● **TASK INSTRUCTIONS**: Read the data and repeat all of it exactly.

● **INPUT FOR THIS TASK**:
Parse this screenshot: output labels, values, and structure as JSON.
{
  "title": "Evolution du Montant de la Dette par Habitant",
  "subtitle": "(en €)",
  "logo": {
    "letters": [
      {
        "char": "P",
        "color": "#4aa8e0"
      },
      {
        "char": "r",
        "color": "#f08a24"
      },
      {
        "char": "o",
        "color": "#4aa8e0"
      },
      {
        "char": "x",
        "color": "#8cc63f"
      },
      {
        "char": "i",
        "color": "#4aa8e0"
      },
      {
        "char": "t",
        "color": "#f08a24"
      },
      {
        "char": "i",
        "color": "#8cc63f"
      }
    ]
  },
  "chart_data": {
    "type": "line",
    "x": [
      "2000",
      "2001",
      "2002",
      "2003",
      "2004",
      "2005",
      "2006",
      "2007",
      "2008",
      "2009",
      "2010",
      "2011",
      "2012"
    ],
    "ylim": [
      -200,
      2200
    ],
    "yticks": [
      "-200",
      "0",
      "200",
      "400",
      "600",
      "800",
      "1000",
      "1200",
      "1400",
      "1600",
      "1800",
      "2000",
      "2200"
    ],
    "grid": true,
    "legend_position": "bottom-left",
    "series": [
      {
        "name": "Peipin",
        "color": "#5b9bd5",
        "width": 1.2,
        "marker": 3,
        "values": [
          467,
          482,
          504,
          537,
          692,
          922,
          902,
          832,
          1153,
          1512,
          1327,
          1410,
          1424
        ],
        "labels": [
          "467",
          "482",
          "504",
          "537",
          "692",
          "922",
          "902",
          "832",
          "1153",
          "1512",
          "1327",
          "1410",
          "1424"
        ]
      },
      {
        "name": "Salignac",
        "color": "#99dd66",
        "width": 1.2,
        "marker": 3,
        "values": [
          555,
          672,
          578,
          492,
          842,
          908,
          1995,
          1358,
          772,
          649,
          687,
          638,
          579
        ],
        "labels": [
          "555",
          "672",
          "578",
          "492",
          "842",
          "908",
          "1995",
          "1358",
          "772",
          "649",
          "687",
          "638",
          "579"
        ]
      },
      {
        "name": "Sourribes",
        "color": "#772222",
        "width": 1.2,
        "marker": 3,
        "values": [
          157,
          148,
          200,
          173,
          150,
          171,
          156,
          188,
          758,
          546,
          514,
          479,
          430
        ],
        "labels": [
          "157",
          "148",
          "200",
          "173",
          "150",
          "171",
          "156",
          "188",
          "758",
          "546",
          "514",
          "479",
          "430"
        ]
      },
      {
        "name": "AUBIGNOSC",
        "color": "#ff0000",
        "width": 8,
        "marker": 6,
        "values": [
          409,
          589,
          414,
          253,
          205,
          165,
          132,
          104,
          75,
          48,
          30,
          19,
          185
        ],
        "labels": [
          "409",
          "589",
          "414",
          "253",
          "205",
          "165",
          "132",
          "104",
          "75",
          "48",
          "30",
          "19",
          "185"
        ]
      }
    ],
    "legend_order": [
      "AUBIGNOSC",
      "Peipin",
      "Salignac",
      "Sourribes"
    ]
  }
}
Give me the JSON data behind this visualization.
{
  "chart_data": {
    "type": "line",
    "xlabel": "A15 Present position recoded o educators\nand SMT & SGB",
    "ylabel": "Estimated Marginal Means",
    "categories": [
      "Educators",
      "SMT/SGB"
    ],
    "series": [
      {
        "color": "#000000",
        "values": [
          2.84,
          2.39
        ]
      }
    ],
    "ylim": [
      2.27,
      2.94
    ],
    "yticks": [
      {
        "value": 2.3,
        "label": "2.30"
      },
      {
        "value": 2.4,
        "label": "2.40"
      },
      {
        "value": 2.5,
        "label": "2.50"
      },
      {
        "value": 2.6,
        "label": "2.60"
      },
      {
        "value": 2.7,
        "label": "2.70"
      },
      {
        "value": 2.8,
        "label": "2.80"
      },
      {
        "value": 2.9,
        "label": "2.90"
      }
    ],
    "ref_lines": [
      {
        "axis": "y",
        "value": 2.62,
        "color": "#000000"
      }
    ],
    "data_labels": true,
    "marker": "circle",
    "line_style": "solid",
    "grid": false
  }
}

● **OUTPUT FOR THIS EXERCISE**:
Parse this screenshot: output labels, values, and structure as JSON.
{
  "title": "Evolution du Montant de la Dette par Habitant",
  "subtitle": "(en €)",
  "logo": {
    "letters": [
      {
        "char": "P",
        "color": "#4aa8e0"
      },
      {
        "char": "r",
        "color": "#f08a24"
      },
      {
        "char": "o",
        "color": "#4aa8e0"
      },
      {
        "char": "x",
        "color": "#8cc63f"
      },
      {
        "char": "i",
        "color": "#4aa8e0"
      },
      {
        "char": "t",
        "color": "#f08a24"
      },
      {
        "char": "i",
        "color": "#8cc63f"
      }
    ]
  },
  "chart_data": {
    "type": "line",
    "x": [
      "2000",
      "2001",
      "2002",
      "2003",
      "2004",
      "2005",
      "2006",
      "2007",
      "2008",
      "2009",
      "2010",
      "2011",
      "2012"
    ],
    "ylim": [
      -200,
      2200
    ],
    "yticks": [
      "-200",
      "0",
      "200",
      "400",
      "600",
      "800",
      "1000",
      "1200",
      "1400",
      "1600",
      "1800",
      "2000",
      "2200"
    ],
    "grid": true,
    "legend_position": "bottom-left",
    "series": [
      {
        "name": "Peipin",
        "color": "#5b9bd5",
        "width": 1.2,
        "marker": 3,
        "values": [
          467,
          482,
          504,
          537,
          692,
          922,
          902,
          832,
          1153,
          1512,
          1327,
          1410,
          1424
        ],
        "labels": [
          "467",
          "482",
          "504",
          "537",
          "692",
          "922",
          "902",
          "832",
          "1153",
          "1512",
          "1327",
          "1410",
          "1424"
        ]
      },
      {
        "name": "Salignac",
        "color": "#99dd66",
        "width": 1.2,
        "marker": 3,
        "values": [
          555,
          672,
          578,
          492,
          842,
          908,
          1995,
          1358,
          772,
          649,
          687,
          638,
          579
        ],
        "labels": [
          "555",
          "672",
          "578",
          "492",
          "842",
          "908",
          "1995",
          "1358",
          "772",
          "649",
          "687",
          "638",
          "579"
        ]
      },
      {
        "name": "Sourribes",
        "color": "#772222",
        "width": 1.2,
        "marker": 3,
        "values": [
          157,
          148,
          200,
          173,
          150,
          171,
          156,
          188,
          758,
          546,
          514,
          479,
          430
        ],
        "labels": [
          "157",
          "148",
          "200",
          "173",
          "150",
          "171",
          "156",
          "188",
          "758",
          "546",
          "514",
          "479",
          "430"
        ]
      },
      {
        "name": "AUBIGNOSC",
        "color": "#ff0000",
        "width": 8,
        "marker": 6,
        "values": [
          409,
          589,
          414,
          253,
          205,
          165,
          132,
          104,
          75,
          48,
          30,
          19,
          185
        ],
        "labels": [
          "409",
          "589",
          "414",
          "253",
          "205",
          "165",
          "132",
          "104",
          "75",
          "48",
          "30",
          "19",
          "185"
        ]
      }
    ],
    "legend_order": [
      "AUBIGNOSC",
      "Peipin",
      "Salignac",
      "Sourribes"
    ]
  }
}
Give me the JSON data behind this visualization.
{
  "chart_data": {
    "type": "line",
    "xlabel": "A15 Present position recoded o educators\nand SMT & SGB",
    "ylabel": "Estimated Marginal Means",
    "categories": [
      "Educators",
      "SMT/SGB"
    ],
    "series": [
      {
        "color": "#000000",
        "values": [
          2.84,
          2.39
        ]
      }
    ],
    "ylim": [
      2.27,
      2.94
    ],
    "yticks": [
      {
        "value": 2.3,
        "label": "2.30"
      },
      {
        "value": 2.4,
        "label": "2.40"
      },
      {
        "value": 2.5,
        "label": "2.50"
      },
      {
        "value": 2.6,
        "label": "2.60"
      },
      {
        "value": 2.7,
        "label": "2.70"
      },
      {
        "value": 2.8,
        "label": "2.80"
      },
      {
        "value": 2.9,
        "label": "2.90"
      }
    ],
    "ref_lines": [
      {
        "axis": "y",
        "value": 2.62,
        "color": "#000000"
      }
    ],
    "data_labels": true,
    "marker": "circle",
    "line_style": "solid",
    "grid": false
  }
}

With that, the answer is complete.